** START GIVEN DATA **

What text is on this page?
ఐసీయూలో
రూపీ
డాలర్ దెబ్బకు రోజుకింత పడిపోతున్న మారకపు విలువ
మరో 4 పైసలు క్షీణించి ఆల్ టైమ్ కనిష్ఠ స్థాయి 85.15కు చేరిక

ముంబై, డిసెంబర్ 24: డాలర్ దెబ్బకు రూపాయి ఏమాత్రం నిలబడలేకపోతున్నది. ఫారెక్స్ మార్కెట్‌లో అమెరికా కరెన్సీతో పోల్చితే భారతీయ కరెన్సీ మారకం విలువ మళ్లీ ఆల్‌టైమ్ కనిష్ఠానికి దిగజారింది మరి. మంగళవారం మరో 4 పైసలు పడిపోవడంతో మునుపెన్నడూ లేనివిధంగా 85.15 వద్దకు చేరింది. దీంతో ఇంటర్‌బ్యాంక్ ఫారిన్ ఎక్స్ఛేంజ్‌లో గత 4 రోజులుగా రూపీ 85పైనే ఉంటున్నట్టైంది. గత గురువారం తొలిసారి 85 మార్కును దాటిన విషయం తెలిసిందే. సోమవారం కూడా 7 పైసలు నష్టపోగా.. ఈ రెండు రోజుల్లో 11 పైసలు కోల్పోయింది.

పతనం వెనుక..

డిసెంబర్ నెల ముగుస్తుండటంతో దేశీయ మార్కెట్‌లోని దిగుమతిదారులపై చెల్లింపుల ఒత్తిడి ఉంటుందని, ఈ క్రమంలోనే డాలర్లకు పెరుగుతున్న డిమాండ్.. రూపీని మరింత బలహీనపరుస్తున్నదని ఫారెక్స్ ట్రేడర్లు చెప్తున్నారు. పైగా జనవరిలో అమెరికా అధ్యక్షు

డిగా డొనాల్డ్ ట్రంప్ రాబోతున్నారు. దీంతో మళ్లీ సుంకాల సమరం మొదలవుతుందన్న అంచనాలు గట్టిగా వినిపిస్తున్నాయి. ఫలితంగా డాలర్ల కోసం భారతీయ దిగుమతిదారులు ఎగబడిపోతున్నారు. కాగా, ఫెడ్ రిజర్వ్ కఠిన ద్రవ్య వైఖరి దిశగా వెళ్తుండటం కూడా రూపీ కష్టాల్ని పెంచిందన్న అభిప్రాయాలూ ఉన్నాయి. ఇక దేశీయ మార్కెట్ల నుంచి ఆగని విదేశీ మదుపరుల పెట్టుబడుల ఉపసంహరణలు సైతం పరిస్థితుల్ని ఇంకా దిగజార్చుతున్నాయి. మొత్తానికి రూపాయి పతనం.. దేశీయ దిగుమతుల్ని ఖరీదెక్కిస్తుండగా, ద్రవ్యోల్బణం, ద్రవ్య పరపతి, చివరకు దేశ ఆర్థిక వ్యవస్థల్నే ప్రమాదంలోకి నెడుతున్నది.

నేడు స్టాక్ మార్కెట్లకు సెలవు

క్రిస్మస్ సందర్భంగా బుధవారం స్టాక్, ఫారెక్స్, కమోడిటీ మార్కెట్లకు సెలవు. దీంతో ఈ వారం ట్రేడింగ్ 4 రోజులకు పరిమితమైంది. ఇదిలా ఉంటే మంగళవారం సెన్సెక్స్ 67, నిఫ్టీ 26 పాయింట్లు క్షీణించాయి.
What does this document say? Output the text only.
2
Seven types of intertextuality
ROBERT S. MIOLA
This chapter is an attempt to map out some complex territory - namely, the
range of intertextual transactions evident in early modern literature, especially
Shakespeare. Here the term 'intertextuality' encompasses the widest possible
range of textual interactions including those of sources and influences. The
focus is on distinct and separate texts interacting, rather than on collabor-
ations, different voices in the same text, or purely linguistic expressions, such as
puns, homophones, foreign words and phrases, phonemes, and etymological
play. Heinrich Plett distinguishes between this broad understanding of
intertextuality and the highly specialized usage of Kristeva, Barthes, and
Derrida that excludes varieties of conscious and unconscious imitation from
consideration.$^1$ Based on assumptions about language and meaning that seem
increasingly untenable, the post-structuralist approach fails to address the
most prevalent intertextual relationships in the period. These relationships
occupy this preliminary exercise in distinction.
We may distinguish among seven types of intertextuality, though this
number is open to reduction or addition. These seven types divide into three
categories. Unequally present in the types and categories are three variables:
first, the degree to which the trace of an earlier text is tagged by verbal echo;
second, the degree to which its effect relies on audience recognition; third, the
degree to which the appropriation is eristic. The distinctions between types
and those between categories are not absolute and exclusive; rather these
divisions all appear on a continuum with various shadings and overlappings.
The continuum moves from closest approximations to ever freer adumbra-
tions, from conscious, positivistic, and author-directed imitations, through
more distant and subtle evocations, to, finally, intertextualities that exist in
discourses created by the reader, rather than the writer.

** END GIVEN DATA **

TASK: In the listing above, find the lines holding the word "intertextuality" and copy them.

REPLY TO THE TASK:
Seven types of intertextuality
Shakespeare. Here the term 'intertextuality' encompasses the widest possible
intertextuality and the highly specialized usage of Kristeva, Barthes, and
We may distinguish among seven types of intertextuality, though this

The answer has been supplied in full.